**EXERCISE OBJECTIVE**
Determine which lines of the records include the word "glipizide", and copy them.

**DATA SHOWN**

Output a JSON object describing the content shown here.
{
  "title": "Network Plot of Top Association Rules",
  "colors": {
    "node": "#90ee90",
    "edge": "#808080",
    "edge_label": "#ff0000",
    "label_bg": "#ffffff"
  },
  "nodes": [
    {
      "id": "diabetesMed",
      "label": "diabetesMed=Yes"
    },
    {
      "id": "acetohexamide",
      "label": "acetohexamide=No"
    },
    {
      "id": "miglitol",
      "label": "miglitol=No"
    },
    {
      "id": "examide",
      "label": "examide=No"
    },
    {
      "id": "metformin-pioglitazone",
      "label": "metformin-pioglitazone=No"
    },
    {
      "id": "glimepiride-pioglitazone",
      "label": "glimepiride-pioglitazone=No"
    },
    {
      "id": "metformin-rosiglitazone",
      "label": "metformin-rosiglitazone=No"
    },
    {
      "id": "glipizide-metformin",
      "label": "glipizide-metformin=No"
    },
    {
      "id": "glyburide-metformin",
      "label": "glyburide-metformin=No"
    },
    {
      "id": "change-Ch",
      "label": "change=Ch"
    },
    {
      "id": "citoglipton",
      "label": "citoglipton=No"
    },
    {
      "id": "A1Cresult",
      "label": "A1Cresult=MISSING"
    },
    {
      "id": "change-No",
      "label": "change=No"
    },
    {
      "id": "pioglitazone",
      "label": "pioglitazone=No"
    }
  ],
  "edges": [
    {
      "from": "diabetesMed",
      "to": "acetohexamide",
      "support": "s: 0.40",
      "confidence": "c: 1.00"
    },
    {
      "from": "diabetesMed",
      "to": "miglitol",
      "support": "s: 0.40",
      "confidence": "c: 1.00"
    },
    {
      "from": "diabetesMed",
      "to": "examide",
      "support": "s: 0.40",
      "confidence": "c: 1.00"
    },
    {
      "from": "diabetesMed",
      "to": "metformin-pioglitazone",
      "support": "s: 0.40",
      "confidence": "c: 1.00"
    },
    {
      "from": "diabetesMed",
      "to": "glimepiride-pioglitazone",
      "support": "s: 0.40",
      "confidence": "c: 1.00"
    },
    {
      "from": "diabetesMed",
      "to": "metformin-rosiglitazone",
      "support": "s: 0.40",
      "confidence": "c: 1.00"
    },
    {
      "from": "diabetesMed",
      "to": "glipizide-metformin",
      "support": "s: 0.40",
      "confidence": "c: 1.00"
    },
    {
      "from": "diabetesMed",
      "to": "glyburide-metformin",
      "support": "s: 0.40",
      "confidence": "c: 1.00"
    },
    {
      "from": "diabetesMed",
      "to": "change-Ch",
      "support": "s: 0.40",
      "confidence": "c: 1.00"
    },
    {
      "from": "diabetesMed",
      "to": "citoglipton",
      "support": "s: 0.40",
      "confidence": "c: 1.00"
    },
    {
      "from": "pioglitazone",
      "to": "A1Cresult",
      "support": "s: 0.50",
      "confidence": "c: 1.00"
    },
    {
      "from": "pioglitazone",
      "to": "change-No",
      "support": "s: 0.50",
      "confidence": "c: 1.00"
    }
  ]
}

**THE RESPONSE**
      "id": "glipizide-metformin",
      "label": "glipizide-metformin=No"
      "to": "glipizide-metformin",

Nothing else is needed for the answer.